(Lines of data)

— begin —

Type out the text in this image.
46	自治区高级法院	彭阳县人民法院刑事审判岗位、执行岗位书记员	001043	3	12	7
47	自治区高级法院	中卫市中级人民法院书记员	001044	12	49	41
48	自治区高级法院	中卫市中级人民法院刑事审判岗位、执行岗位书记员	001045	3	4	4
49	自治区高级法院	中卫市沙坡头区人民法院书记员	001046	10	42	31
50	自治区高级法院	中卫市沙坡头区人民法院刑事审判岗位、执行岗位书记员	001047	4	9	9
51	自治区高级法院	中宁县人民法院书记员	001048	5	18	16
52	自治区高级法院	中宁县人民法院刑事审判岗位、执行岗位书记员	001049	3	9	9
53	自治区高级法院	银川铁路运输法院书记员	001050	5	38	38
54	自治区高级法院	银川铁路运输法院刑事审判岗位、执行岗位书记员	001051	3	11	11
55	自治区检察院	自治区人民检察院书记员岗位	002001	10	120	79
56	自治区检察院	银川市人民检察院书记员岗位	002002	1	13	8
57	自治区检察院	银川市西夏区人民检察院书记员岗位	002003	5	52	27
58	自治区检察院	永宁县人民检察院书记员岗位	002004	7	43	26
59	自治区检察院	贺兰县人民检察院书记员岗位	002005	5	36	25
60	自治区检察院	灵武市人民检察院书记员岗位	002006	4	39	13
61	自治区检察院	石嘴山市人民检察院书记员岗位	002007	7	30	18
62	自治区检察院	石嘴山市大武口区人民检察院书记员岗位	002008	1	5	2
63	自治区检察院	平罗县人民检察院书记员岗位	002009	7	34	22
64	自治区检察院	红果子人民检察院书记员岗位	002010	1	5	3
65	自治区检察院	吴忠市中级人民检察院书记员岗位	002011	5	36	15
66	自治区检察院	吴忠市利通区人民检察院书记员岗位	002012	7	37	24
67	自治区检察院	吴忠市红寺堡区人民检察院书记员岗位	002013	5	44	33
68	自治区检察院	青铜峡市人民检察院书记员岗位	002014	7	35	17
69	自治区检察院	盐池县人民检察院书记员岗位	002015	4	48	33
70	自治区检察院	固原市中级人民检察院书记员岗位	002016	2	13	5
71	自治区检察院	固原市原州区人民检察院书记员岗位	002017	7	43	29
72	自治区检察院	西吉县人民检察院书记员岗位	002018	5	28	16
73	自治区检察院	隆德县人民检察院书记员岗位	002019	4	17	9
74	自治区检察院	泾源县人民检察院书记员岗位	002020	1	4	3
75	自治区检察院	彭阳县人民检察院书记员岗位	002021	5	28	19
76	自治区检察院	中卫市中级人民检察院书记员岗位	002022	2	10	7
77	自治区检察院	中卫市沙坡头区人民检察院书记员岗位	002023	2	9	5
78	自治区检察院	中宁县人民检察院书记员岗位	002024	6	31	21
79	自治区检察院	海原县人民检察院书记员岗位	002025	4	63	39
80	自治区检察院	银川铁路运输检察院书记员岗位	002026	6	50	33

— end —

- WHAT YOU HAVE TO DO
Copy out each line of the records that holds the string "执行岗位书记员".

- RESULT
46	自治区高级法院	彭阳县人民法院刑事审判岗位、执行岗位书记员	001043	3	12	7
48	自治区高级法院	中卫市中级人民法院刑事审判岗位、执行岗位书记员	001045	3	4	4
50	自治区高级法院	中卫市沙坡头区人民法院刑事审判岗位、执行岗位书记员	001047	4	9	9
52	自治区高级法院	中宁县人民法院刑事审判岗位、执行岗位书记员	001049	3	9	9
54	自治区高级法院	银川铁路运输法院刑事审判岗位、执行岗位书记员	001051	3	11	11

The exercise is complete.